**Data entries**
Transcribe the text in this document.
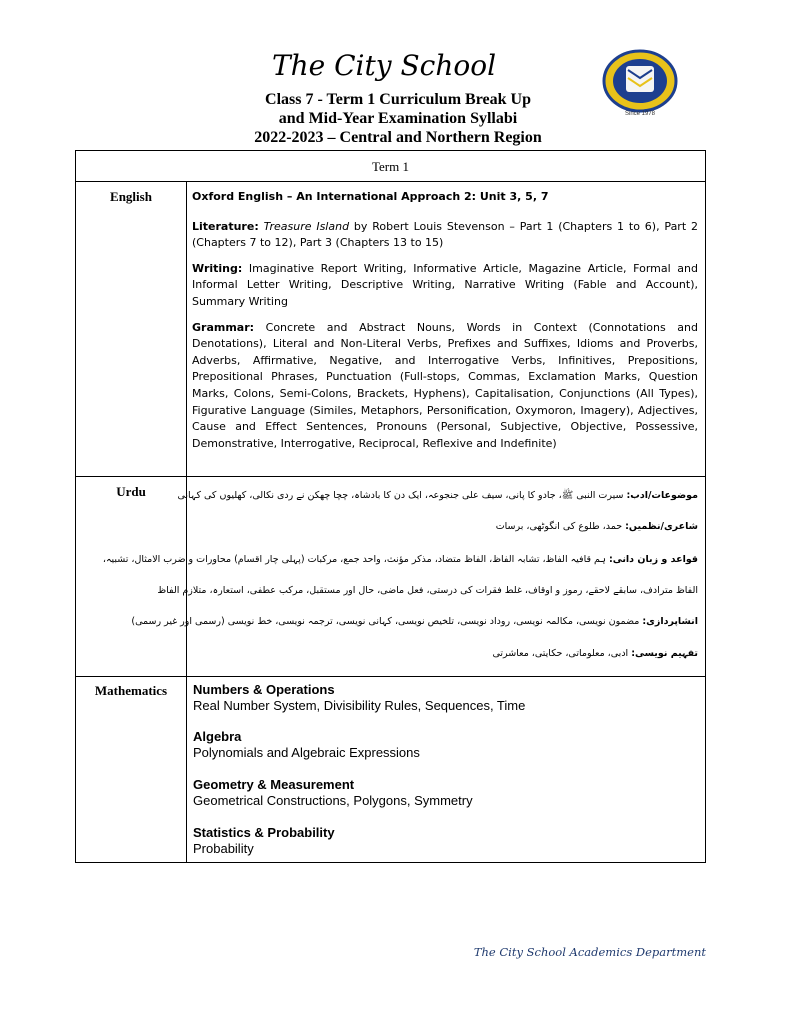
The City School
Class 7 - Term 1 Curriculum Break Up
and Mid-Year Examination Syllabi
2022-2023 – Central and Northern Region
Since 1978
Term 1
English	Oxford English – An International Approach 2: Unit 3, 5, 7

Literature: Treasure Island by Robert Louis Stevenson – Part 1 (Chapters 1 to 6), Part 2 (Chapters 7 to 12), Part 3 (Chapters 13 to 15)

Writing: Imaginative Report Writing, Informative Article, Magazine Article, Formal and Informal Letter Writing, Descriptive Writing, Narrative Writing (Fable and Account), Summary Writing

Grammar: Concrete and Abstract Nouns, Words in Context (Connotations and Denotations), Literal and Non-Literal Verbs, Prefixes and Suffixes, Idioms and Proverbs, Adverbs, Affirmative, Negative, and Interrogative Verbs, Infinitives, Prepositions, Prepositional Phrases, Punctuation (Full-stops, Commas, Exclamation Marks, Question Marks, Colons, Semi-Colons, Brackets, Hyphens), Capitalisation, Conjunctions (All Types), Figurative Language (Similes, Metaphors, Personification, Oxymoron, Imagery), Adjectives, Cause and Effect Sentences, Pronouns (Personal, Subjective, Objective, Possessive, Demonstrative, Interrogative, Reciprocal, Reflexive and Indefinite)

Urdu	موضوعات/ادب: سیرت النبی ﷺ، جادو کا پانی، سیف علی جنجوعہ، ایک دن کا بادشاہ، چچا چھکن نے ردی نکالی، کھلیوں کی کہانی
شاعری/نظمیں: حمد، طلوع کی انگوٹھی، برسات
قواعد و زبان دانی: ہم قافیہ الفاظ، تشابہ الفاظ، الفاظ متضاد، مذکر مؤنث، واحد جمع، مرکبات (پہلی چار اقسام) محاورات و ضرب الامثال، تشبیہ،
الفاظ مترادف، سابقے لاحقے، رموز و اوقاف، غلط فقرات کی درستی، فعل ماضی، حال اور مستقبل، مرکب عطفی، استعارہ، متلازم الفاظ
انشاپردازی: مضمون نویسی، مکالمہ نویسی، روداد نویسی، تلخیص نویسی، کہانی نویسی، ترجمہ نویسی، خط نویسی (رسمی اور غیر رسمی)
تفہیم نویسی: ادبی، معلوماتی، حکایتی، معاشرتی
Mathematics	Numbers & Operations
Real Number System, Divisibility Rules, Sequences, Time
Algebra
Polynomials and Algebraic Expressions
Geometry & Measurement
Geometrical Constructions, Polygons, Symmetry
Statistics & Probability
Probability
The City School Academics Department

**Short task**
Of the lines in the listing above, how many hold the string "کہانی"? Reply with the number only.

**Right answer**
2